(Set exercise) Report back each line of the records that contains the string "Saldo".
--- begin Supplied material ---
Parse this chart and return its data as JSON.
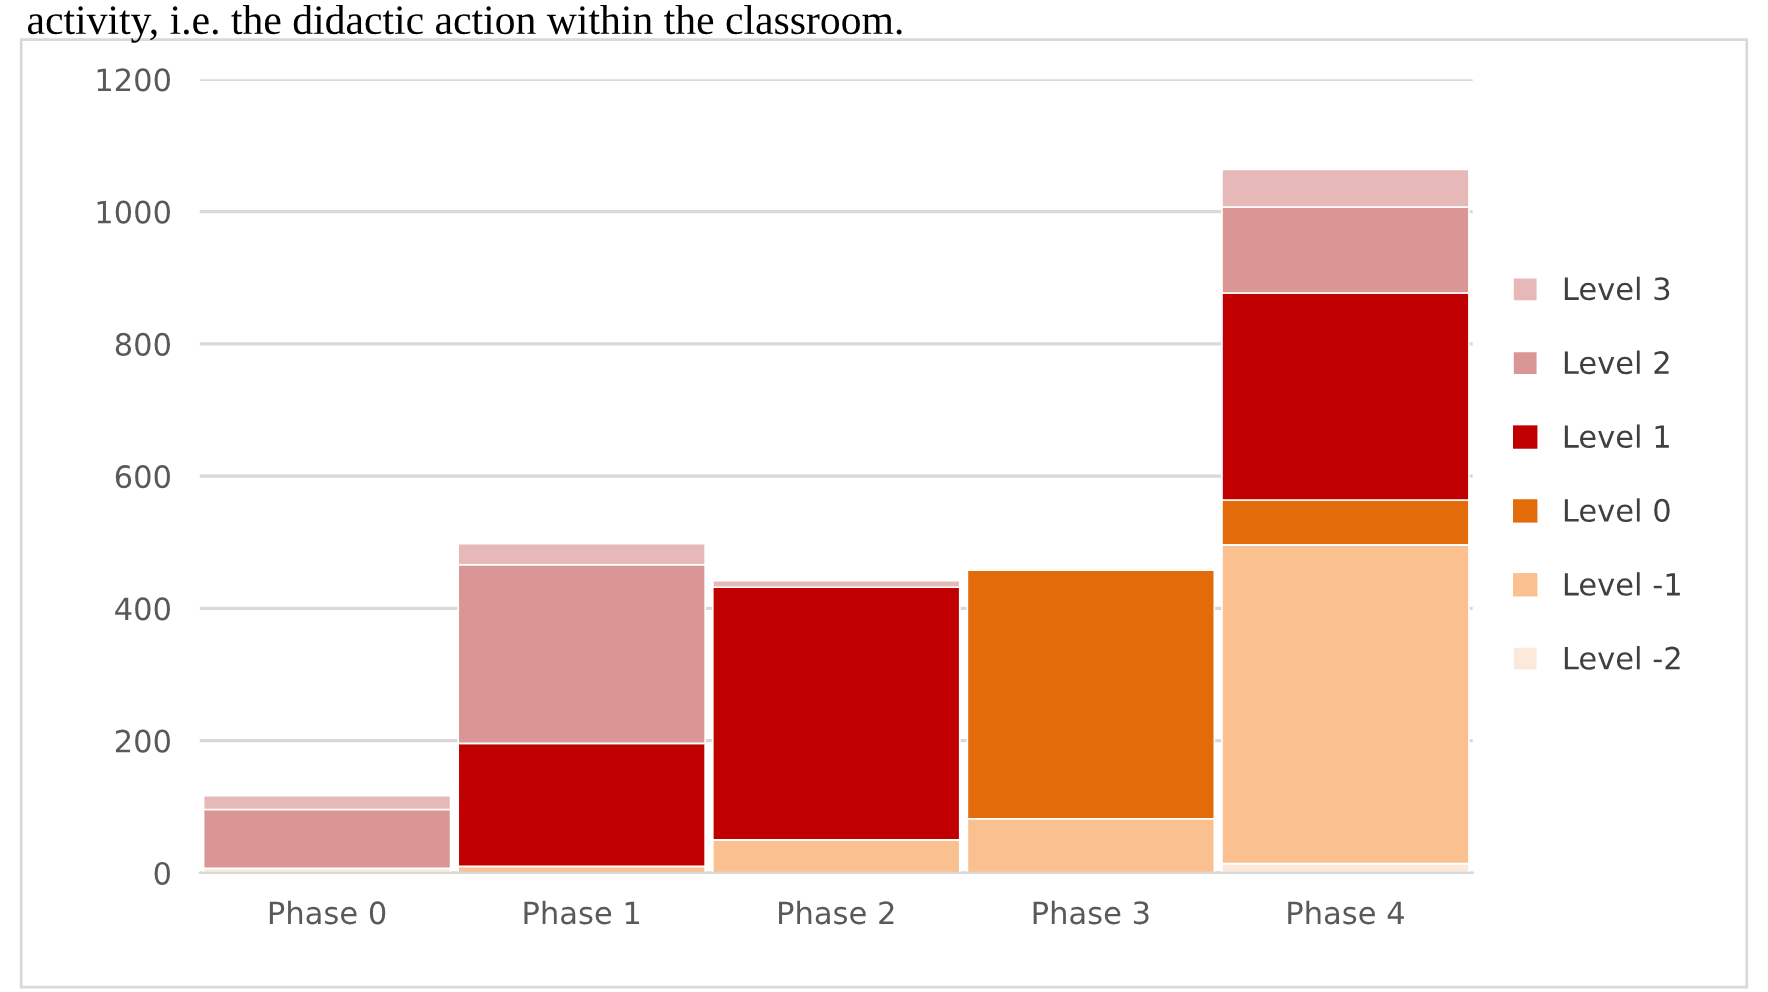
{
  "chart_data": {
    "type": "bar",
    "stacked": true,
    "annotations": [
      "activity, i.e. the didactic action within the classroom."
    ],
    "categories": [
      "Phase 0",
      "Phase 1",
      "Phase 2",
      "Phase 3",
      "Phase 4"
    ],
    "series": [
      {
        "name": "Level -2",
        "color": "#fde9d9",
        "values": [
          7,
          null,
          0,
          0,
          14
        ]
      },
      {
        "name": "Level -1",
        "color": "#fac090",
        "values": [
          0,
          10,
          50,
          82,
          482
        ]
      },
      {
        "name": "Level 0",
        "color": "#e26b0a",
        "values": [
          0,
          0,
          0,
          376,
          68
        ]
      },
      {
        "name": "Level 1",
        "color": "#c00000",
        "values": [
          0,
          186,
          382,
          0,
          313
        ]
      },
      {
        "name": "Level 2",
        "color": "#d99694",
        "values": [
          89,
          270,
          0,
          0,
          130
        ]
      },
      {
        "name": "Level 3",
        "color": "#e6b8b7",
        "values": [
          21,
          32,
          10,
          0,
          57
        ]
      }
    ],
    "ylim": [
      0,
      1200
    ],
    "yticks": [
      0,
      200,
      400,
      600,
      800,
      1000,
      1200
    ],
    "grid": "y",
    "legend": "right"
  }
}
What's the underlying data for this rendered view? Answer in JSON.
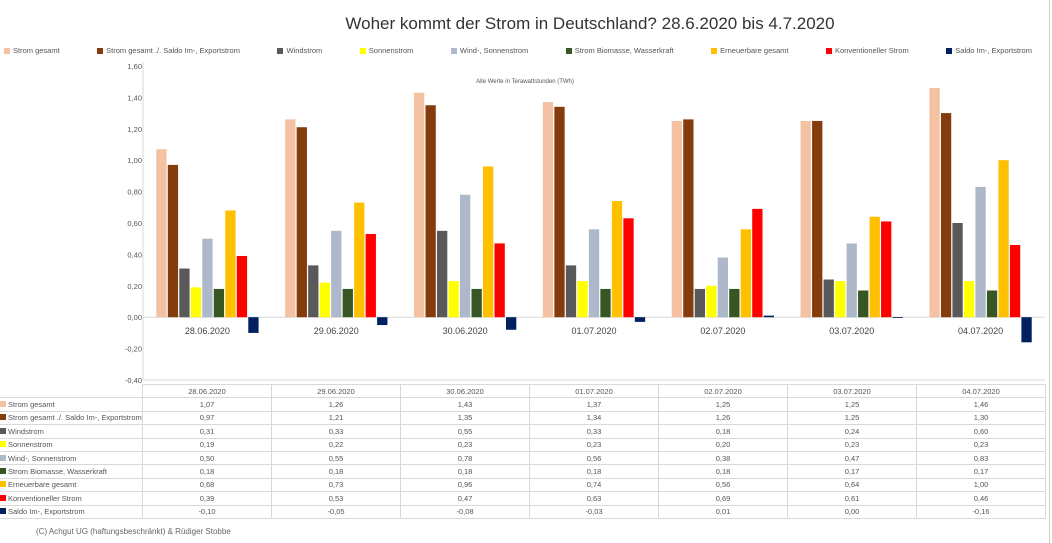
{
  "chart_data": {
    "type": "bar",
    "title": "Woher kommt der Strom in Deutschland? 28.6.2020 bis 4.7.2020",
    "subtitle": "Alle Werte in Terawattstunden (TWh)",
    "categories": [
      "28.06.2020",
      "29.06.2020",
      "30.06.2020",
      "01.07.2020",
      "02.07.2020",
      "03.07.2020",
      "04.07.2020"
    ],
    "ylim": [
      -0.4,
      1.6
    ],
    "yticks": [
      "1,60",
      "1,40",
      "1,20",
      "1,00",
      "0,80",
      "0,60",
      "0,40",
      "0,20",
      "0,00",
      "-0,20",
      "-0,40"
    ],
    "ytick_values": [
      1.6,
      1.4,
      1.2,
      1.0,
      0.8,
      0.6,
      0.4,
      0.2,
      0.0,
      -0.2,
      -0.4
    ],
    "legend_position": "top",
    "series": [
      {
        "name": "Strom gesamt",
        "color": "#F4C1A2",
        "values": [
          1.07,
          1.26,
          1.43,
          1.37,
          1.25,
          1.25,
          1.46
        ],
        "labels": [
          "1,07",
          "1,26",
          "1,43",
          "1,37",
          "1,25",
          "1,25",
          "1,46"
        ]
      },
      {
        "name": "Strom gesamt ./. Saldo Im-, Exportstrom",
        "color": "#843C0C",
        "values": [
          0.97,
          1.21,
          1.35,
          1.34,
          1.26,
          1.25,
          1.3
        ],
        "labels": [
          "0,97",
          "1,21",
          "1,35",
          "1,34",
          "1,26",
          "1,25",
          "1,30"
        ]
      },
      {
        "name": "Windstrom",
        "color": "#595959",
        "values": [
          0.31,
          0.33,
          0.55,
          0.33,
          0.18,
          0.24,
          0.6
        ],
        "labels": [
          "0,31",
          "0,33",
          "0,55",
          "0,33",
          "0,18",
          "0,24",
          "0,60"
        ]
      },
      {
        "name": "Sonnenstrom",
        "color": "#FFFF00",
        "values": [
          0.19,
          0.22,
          0.23,
          0.23,
          0.2,
          0.23,
          0.23
        ],
        "labels": [
          "0,19",
          "0,22",
          "0,23",
          "0,23",
          "0,20",
          "0,23",
          "0,23"
        ]
      },
      {
        "name": "Wind-, Sonnenstrom",
        "color": "#ADB9CA",
        "values": [
          0.5,
          0.55,
          0.78,
          0.56,
          0.38,
          0.47,
          0.83
        ],
        "labels": [
          "0,50",
          "0,55",
          "0,78",
          "0,56",
          "0,38",
          "0,47",
          "0,83"
        ]
      },
      {
        "name": "Strom Biomasse, Wasserkraft",
        "color": "#375623",
        "values": [
          0.18,
          0.18,
          0.18,
          0.18,
          0.18,
          0.17,
          0.17
        ],
        "labels": [
          "0,18",
          "0,18",
          "0,18",
          "0,18",
          "0,18",
          "0,17",
          "0,17"
        ]
      },
      {
        "name": "Erneuerbare gesamt",
        "color": "#FFC000",
        "values": [
          0.68,
          0.73,
          0.96,
          0.74,
          0.56,
          0.64,
          1.0
        ],
        "labels": [
          "0,68",
          "0,73",
          "0,96",
          "0,74",
          "0,56",
          "0,64",
          "1,00"
        ]
      },
      {
        "name": "Konventioneller Strom",
        "color": "#FF0000",
        "values": [
          0.39,
          0.53,
          0.47,
          0.63,
          0.69,
          0.61,
          0.46
        ],
        "labels": [
          "0,39",
          "0,53",
          "0,47",
          "0,63",
          "0,69",
          "0,61",
          "0,46"
        ]
      },
      {
        "name": "Saldo Im-, Exportstrom",
        "color": "#002060",
        "values": [
          -0.1,
          -0.05,
          -0.08,
          -0.03,
          0.01,
          0.0,
          -0.16
        ],
        "labels": [
          "-0,10",
          "-0,05",
          "-0,08",
          "-0,03",
          "0,01",
          "0,00",
          "-0,16"
        ]
      }
    ]
  },
  "footer": "(C) Achgut UG (haftungsbeschränkt) & Rüdiger Stobbe"
}
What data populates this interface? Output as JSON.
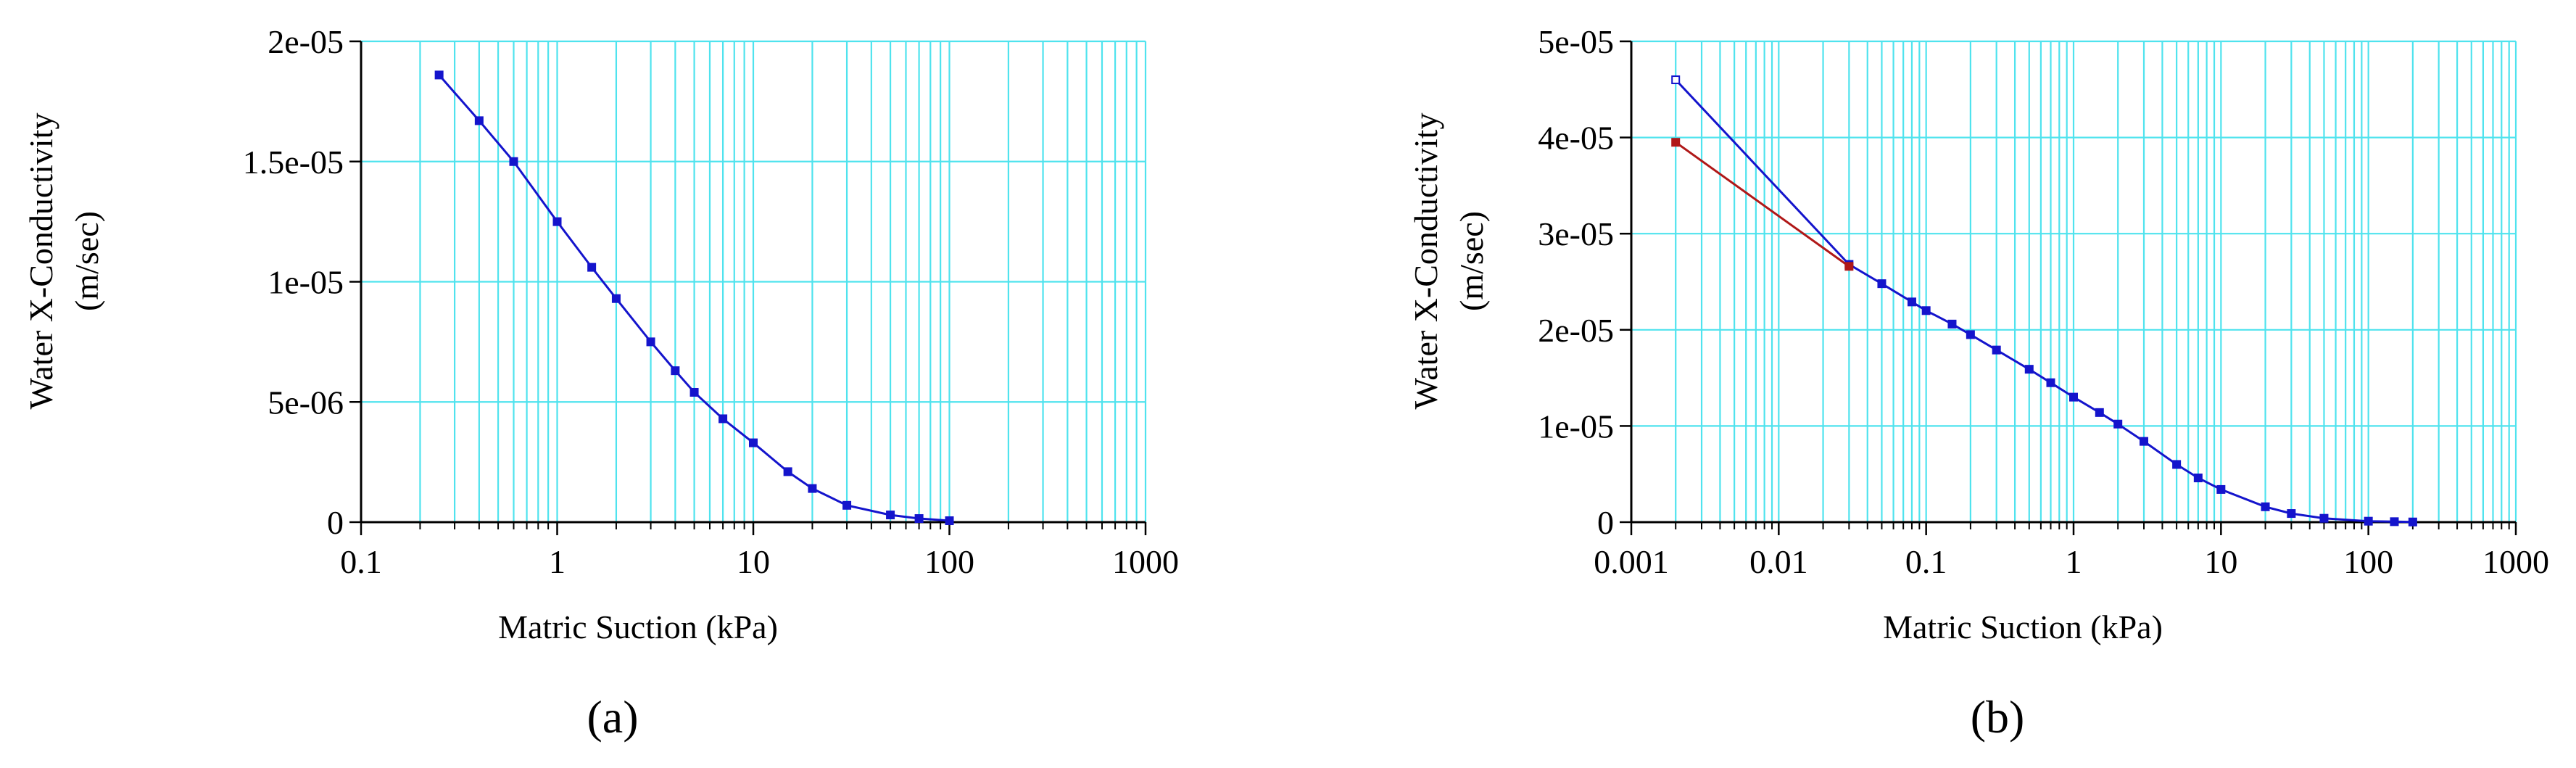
{
  "chart_data": [
    {
      "type": "line",
      "panel_label": "(a)",
      "xlabel": "Matric Suction (kPa)",
      "ylabel": "Water X-Conductivity",
      "ylabel_unit": "(m/sec)",
      "x_scale": "log",
      "xlim": [
        0.1,
        1000
      ],
      "ylim": [
        0,
        2e-05
      ],
      "grid": true,
      "x_ticks": [
        {
          "value": 0.1,
          "label": "0.1"
        },
        {
          "value": 1,
          "label": "1"
        },
        {
          "value": 10,
          "label": "10"
        },
        {
          "value": 100,
          "label": "100"
        },
        {
          "value": 1000,
          "label": "1000"
        }
      ],
      "y_ticks": [
        {
          "value": 0,
          "label": "0"
        },
        {
          "value": 5e-06,
          "label": "5e-06"
        },
        {
          "value": 1e-05,
          "label": "1e-05"
        },
        {
          "value": 1.5e-05,
          "label": "1.5e-05"
        },
        {
          "value": 2e-05,
          "label": "2e-05"
        }
      ],
      "series": [
        {
          "color": "#1414cc",
          "x": [
            0.25,
            0.4,
            0.6,
            1,
            1.5,
            2,
            3,
            4,
            5,
            7,
            10,
            15,
            20,
            30,
            50,
            70,
            100
          ],
          "values": [
            1.86e-05,
            1.67e-05,
            1.5e-05,
            1.25e-05,
            1.06e-05,
            9.3e-06,
            7.5e-06,
            6.3e-06,
            5.4e-06,
            4.3e-06,
            3.3e-06,
            2.1e-06,
            1.4e-06,
            7e-07,
            3e-07,
            1.5e-07,
            6e-08
          ]
        }
      ]
    },
    {
      "type": "line",
      "panel_label": "(b)",
      "xlabel": "Matric Suction (kPa)",
      "ylabel": "Water X-Conductivity",
      "ylabel_unit": "(m/sec)",
      "x_scale": "log",
      "xlim": [
        0.001,
        1000
      ],
      "ylim": [
        0,
        5e-05
      ],
      "grid": true,
      "x_ticks": [
        {
          "value": 0.001,
          "label": "0.001"
        },
        {
          "value": 0.01,
          "label": "0.01"
        },
        {
          "value": 0.1,
          "label": "0.1"
        },
        {
          "value": 1,
          "label": "1"
        },
        {
          "value": 10,
          "label": "10"
        },
        {
          "value": 100,
          "label": "100"
        },
        {
          "value": 1000,
          "label": "1000"
        }
      ],
      "y_ticks": [
        {
          "value": 0,
          "label": "0"
        },
        {
          "value": 1e-05,
          "label": "1e-05"
        },
        {
          "value": 2e-05,
          "label": "2e-05"
        },
        {
          "value": 3e-05,
          "label": "3e-05"
        },
        {
          "value": 4e-05,
          "label": "4e-05"
        },
        {
          "value": 5e-05,
          "label": "5e-05"
        }
      ],
      "series": [
        {
          "color": "#1414cc",
          "x": [
            0.002,
            0.03,
            0.05,
            0.08,
            0.1,
            0.15,
            0.2,
            0.3,
            0.5,
            0.7,
            1,
            1.5,
            2,
            3,
            5,
            7,
            10,
            20,
            30,
            50,
            100,
            150,
            200
          ],
          "values": [
            4.6e-05,
            2.68e-05,
            2.48e-05,
            2.29e-05,
            2.2e-05,
            2.06e-05,
            1.95e-05,
            1.79e-05,
            1.59e-05,
            1.45e-05,
            1.3e-05,
            1.14e-05,
            1.02e-05,
            8.4e-06,
            6e-06,
            4.6e-06,
            3.4e-06,
            1.6e-06,
            9e-07,
            4e-07,
            1e-07,
            5e-08,
            2e-08
          ]
        },
        {
          "color": "#b01818",
          "x": [
            0.002,
            0.03
          ],
          "values": [
            3.95e-05,
            2.66e-05
          ]
        }
      ]
    }
  ]
}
--- end Supplied material ---
(Solution)
        "name": "Strom gesamt ./. Saldo Im-, Exportstrom",
        "name": "Saldo Im-, Exportstrom",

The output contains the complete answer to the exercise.